══ Provided records

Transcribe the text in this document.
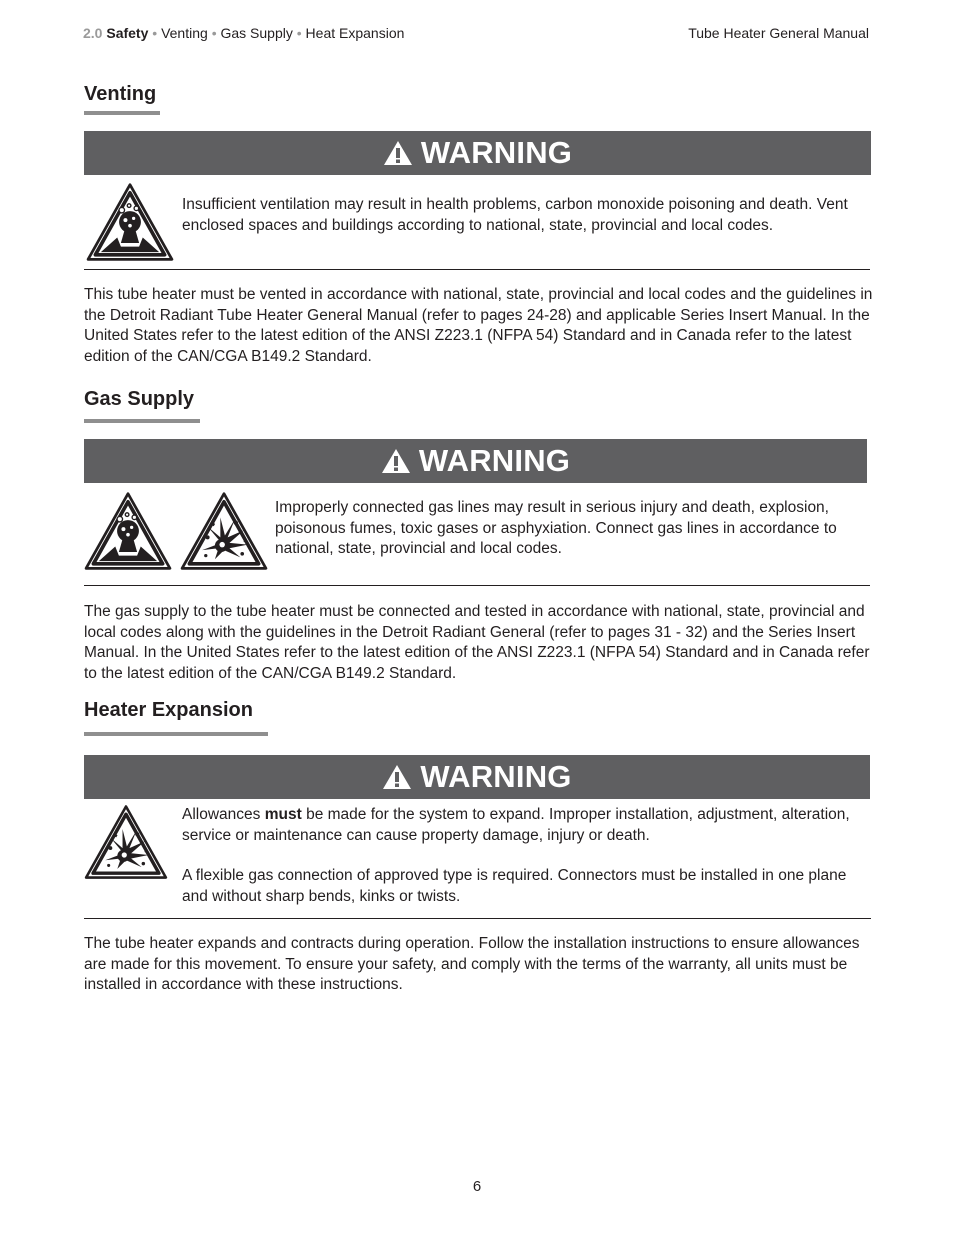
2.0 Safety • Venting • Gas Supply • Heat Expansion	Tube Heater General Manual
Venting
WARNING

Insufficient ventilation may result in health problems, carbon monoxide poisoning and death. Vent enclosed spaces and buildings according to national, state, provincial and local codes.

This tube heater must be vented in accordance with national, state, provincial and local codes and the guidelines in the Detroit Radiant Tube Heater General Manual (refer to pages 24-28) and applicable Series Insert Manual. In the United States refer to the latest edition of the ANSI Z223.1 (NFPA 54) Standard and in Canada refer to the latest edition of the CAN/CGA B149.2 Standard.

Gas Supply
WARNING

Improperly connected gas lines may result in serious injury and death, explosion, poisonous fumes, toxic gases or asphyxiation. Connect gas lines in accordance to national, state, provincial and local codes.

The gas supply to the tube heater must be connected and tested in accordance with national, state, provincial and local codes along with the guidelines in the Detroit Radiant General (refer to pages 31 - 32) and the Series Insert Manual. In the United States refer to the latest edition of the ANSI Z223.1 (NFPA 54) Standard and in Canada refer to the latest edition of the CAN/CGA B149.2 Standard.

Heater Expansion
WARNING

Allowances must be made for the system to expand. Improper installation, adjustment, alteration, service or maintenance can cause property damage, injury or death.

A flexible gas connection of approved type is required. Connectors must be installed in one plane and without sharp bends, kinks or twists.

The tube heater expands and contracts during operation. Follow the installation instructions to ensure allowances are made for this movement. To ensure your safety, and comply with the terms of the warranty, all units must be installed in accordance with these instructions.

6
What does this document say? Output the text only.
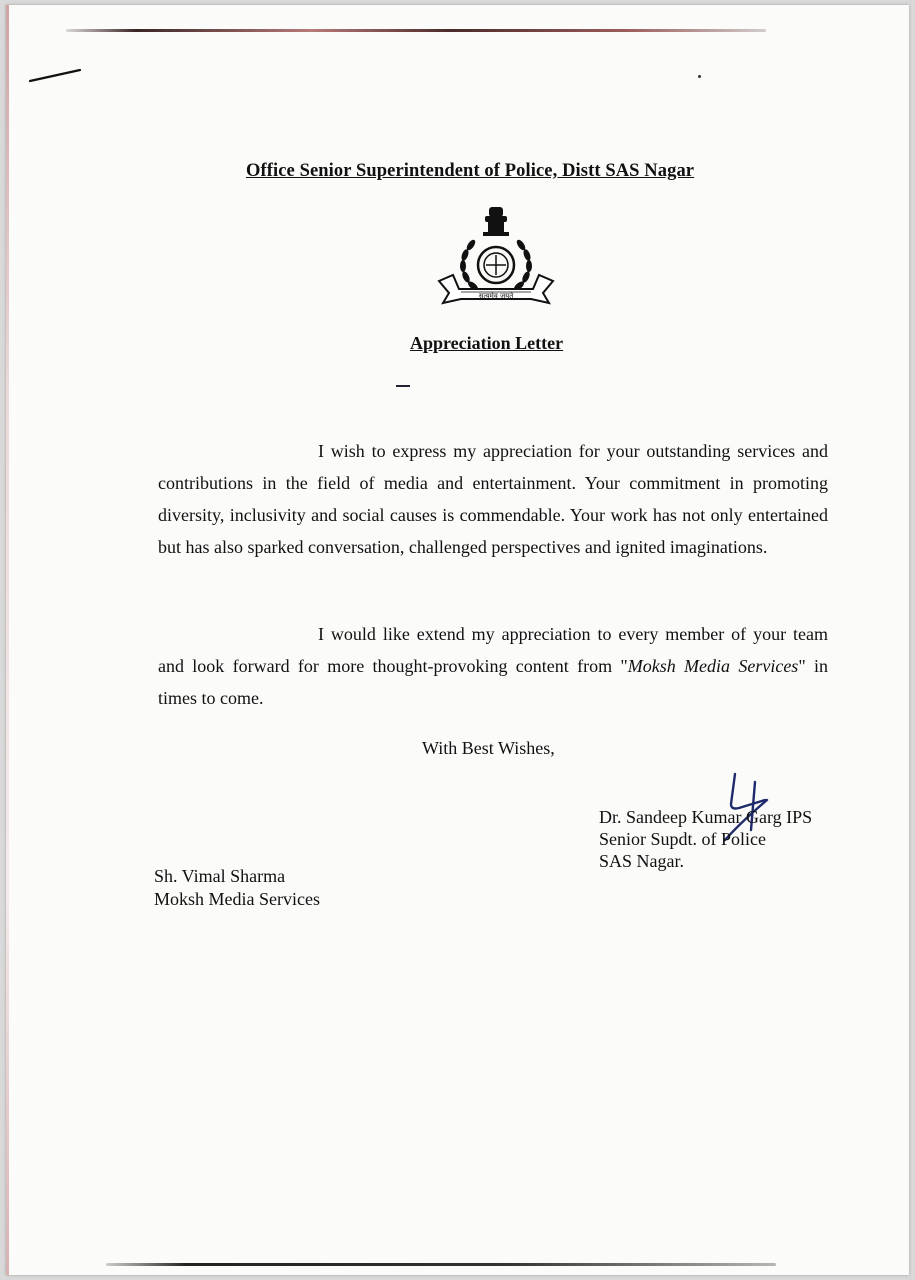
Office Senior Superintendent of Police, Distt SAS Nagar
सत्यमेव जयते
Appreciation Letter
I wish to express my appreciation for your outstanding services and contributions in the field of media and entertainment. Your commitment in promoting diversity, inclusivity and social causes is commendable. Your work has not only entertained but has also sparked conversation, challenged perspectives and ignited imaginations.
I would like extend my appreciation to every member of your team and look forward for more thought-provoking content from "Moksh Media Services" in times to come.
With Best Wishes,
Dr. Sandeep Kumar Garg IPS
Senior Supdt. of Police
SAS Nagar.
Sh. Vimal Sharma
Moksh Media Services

════

• [What to do]: Exclude all pictures and reproduce exactly the lines from the one containing "What does this" through the final line of the entries above.

• [Written reply]:
What does this document say? Output the text only.
Office Senior Superintendent of Police, Distt SAS Nagar
सत्यमेव जयते
Appreciation Letter
I wish to express my appreciation for your outstanding services and contributions in the field of media and entertainment. Your commitment in promoting diversity, inclusivity and social causes is commendable. Your work has not only entertained but has also sparked conversation, challenged perspectives and ignited imaginations.
I would like extend my appreciation to every member of your team and look forward for more thought-provoking content from "Moksh Media Services" in times to come.
With Best Wishes,
Dr. Sandeep Kumar Garg IPS
Senior Supdt. of Police
SAS Nagar.
Sh. Vimal Sharma
Moksh Media Services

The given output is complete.